| WHAT IS REQUIRED |
Work out how many lines of the listing hold "left", then state only that count.

..............................

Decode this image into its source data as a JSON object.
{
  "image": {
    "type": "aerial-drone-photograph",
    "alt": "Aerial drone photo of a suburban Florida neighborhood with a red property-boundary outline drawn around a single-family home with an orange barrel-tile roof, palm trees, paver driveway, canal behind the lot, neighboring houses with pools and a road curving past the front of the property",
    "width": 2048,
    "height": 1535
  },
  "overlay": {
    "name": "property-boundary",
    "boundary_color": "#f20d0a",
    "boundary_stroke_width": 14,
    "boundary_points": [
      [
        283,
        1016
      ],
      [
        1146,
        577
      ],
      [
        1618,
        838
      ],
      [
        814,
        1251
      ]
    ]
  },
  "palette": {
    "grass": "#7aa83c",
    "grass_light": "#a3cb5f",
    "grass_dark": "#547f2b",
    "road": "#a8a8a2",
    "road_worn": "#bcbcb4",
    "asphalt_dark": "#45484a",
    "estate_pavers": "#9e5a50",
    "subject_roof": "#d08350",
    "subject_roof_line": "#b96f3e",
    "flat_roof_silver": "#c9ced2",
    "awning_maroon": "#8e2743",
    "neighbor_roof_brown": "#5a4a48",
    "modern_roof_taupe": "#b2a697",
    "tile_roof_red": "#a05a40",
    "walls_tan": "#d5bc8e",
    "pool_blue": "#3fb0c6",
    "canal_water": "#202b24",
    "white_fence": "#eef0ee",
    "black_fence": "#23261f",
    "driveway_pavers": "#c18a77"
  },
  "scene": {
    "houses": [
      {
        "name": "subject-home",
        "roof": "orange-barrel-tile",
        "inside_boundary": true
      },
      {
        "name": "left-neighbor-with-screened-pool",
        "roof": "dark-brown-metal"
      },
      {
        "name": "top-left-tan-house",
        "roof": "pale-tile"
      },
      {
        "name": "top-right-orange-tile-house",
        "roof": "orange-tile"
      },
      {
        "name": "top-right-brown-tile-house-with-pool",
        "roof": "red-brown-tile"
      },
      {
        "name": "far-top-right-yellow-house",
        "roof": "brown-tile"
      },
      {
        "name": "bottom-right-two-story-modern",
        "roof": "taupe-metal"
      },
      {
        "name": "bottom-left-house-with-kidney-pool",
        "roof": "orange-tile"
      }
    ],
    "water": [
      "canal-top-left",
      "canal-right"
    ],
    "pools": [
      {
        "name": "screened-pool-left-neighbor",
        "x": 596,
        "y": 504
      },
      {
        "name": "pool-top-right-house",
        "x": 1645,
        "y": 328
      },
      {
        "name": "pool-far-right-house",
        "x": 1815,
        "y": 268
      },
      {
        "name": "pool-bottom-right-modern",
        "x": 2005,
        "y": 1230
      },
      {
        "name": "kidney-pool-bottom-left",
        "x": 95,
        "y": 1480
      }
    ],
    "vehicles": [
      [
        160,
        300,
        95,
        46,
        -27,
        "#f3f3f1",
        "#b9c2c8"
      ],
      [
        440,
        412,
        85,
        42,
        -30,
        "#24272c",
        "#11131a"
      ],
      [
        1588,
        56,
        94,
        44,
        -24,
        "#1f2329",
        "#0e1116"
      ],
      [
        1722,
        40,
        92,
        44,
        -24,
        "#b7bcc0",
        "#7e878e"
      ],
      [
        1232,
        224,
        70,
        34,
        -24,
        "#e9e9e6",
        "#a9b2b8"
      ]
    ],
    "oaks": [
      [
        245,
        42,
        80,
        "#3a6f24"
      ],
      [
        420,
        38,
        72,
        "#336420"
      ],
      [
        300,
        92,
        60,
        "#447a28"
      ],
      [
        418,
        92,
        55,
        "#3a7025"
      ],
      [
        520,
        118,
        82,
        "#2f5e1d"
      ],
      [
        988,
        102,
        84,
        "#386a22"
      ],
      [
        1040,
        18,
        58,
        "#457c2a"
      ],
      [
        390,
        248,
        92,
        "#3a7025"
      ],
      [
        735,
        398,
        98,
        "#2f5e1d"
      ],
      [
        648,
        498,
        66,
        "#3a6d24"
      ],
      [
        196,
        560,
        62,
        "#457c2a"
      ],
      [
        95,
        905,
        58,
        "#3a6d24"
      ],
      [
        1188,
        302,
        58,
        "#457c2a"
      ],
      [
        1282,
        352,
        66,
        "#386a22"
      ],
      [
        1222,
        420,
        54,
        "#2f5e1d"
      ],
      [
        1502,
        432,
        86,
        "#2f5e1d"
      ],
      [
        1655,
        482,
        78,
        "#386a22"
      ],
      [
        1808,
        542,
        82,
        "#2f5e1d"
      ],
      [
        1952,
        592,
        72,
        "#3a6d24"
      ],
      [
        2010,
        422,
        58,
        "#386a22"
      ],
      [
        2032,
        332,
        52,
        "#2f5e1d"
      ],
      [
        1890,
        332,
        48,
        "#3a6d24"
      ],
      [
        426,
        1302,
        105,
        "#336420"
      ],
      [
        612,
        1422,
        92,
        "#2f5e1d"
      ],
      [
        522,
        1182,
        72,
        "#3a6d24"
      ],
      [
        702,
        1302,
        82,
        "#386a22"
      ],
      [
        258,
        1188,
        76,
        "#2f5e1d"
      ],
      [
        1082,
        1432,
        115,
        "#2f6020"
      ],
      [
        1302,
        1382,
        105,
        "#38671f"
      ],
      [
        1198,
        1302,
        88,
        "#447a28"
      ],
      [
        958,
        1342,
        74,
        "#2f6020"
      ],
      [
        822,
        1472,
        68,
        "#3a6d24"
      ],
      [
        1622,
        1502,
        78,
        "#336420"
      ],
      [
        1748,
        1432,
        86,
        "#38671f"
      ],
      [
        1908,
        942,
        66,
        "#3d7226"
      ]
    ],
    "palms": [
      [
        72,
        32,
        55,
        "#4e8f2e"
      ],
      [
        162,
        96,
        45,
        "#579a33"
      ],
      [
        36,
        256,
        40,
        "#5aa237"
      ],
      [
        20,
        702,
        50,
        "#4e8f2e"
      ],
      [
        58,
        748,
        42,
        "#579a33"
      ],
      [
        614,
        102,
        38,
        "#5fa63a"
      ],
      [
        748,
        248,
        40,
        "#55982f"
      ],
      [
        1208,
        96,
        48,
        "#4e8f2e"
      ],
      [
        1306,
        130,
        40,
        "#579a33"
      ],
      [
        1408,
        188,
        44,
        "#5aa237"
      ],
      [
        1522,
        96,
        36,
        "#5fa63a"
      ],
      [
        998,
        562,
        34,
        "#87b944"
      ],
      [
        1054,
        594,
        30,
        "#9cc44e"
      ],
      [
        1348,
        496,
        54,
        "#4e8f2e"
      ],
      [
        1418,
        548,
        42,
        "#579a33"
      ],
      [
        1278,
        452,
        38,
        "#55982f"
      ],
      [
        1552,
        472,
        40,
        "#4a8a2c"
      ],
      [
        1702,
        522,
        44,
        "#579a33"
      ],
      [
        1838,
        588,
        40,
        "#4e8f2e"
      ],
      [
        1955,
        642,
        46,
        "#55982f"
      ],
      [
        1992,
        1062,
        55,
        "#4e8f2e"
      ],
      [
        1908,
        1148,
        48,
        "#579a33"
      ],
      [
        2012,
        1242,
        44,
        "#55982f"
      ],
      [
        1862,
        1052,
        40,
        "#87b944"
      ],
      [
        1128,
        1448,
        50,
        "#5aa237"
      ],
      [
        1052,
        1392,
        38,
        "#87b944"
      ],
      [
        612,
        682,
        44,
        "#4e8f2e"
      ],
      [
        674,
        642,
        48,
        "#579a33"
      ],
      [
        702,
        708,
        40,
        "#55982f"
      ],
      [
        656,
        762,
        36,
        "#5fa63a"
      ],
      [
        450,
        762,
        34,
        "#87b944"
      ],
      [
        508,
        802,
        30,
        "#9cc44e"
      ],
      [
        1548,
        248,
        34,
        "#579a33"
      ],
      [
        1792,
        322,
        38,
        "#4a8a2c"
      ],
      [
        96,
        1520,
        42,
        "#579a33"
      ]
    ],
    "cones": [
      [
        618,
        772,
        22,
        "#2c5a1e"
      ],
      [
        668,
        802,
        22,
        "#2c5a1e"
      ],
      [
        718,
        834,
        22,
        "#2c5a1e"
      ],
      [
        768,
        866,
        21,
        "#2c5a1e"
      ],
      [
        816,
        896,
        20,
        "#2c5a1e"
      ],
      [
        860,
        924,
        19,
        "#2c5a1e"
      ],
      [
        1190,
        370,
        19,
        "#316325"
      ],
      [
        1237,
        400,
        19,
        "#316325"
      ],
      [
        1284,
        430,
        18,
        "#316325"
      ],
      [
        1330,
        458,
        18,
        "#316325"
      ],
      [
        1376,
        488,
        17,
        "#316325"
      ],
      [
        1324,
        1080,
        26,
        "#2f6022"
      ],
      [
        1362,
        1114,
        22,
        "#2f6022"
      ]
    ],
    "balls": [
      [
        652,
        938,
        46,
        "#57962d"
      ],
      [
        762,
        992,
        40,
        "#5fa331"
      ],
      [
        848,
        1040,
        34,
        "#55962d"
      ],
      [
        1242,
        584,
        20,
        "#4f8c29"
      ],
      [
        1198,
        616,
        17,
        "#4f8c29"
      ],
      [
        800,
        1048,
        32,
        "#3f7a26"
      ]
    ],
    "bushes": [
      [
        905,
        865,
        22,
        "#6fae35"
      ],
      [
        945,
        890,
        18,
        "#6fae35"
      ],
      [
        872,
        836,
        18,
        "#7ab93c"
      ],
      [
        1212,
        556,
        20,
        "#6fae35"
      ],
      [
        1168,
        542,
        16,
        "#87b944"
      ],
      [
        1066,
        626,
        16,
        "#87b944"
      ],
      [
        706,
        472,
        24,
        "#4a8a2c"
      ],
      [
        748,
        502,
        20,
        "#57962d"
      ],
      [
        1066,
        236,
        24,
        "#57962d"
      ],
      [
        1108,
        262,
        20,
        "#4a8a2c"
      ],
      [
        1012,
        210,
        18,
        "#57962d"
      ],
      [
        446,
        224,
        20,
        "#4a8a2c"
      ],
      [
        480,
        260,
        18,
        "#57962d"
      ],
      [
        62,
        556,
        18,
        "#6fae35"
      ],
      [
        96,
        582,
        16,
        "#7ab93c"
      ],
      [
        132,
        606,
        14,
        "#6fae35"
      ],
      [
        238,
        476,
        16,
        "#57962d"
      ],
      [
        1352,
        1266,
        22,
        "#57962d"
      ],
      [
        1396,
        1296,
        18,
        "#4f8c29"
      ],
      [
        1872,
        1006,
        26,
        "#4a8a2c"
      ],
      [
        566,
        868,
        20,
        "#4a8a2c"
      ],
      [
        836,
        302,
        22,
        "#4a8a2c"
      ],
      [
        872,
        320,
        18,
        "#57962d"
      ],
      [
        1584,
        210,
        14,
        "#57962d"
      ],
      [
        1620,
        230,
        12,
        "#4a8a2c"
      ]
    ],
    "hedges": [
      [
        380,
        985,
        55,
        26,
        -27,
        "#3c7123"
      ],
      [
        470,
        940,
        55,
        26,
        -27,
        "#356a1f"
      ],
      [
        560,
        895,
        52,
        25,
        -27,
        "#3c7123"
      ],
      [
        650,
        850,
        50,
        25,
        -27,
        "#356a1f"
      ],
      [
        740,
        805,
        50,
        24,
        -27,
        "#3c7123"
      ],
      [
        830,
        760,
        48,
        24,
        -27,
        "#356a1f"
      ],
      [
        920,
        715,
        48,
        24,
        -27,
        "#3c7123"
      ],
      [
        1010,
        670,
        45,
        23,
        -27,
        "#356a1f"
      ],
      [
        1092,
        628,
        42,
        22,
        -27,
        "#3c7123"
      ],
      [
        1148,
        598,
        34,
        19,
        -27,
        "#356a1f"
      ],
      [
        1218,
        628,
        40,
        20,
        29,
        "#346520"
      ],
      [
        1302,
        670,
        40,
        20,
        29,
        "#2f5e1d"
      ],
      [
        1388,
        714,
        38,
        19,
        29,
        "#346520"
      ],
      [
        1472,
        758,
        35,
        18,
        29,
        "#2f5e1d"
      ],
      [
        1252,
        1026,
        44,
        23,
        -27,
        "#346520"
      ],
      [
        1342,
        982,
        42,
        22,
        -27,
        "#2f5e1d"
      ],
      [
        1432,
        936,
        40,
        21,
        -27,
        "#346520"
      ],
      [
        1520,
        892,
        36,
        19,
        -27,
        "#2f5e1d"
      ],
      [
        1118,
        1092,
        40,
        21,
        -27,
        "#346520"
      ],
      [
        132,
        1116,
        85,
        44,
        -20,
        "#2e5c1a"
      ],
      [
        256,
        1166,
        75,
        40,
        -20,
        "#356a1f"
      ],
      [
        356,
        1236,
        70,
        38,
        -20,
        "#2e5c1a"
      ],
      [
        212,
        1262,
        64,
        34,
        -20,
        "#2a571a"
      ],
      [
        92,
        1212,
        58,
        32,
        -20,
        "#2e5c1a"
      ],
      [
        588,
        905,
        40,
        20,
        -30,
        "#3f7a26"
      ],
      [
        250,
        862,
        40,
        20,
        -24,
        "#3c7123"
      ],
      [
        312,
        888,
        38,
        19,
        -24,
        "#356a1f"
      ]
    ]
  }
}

..............................

| EXERCISE OUTPUT |
6